**Stated goal:**
Reproduce each line of the listing exactly.

== Provided material

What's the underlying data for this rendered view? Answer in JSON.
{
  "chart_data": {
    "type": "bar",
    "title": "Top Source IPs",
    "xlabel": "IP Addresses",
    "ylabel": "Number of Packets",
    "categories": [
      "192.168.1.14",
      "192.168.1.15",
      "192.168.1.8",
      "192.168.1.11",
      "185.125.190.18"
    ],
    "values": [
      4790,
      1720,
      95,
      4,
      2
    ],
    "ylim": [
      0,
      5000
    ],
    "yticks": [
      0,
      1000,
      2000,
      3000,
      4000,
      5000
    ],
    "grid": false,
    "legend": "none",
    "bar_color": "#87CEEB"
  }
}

====

**Worked answer:**
What's the underlying data for this rendered view? Answer in JSON.
{
  "chart_data": {
    "type": "bar",
    "title": "Top Source IPs",
    "xlabel": "IP Addresses",
    "ylabel": "Number of Packets",
    "categories": [
      "192.168.1.14",
      "192.168.1.15",
      "192.168.1.8",
      "192.168.1.11",
      "185.125.190.18"
    ],
    "values": [
      4790,
      1720,
      95,
      4,
      2
    ],
    "ylim": [
      0,
      5000
    ],
    "yticks": [
      0,
      1000,
      2000,
      3000,
      4000,
      5000
    ],
    "grid": false,
    "legend": "none",
    "bar_color": "#87CEEB"
  }
}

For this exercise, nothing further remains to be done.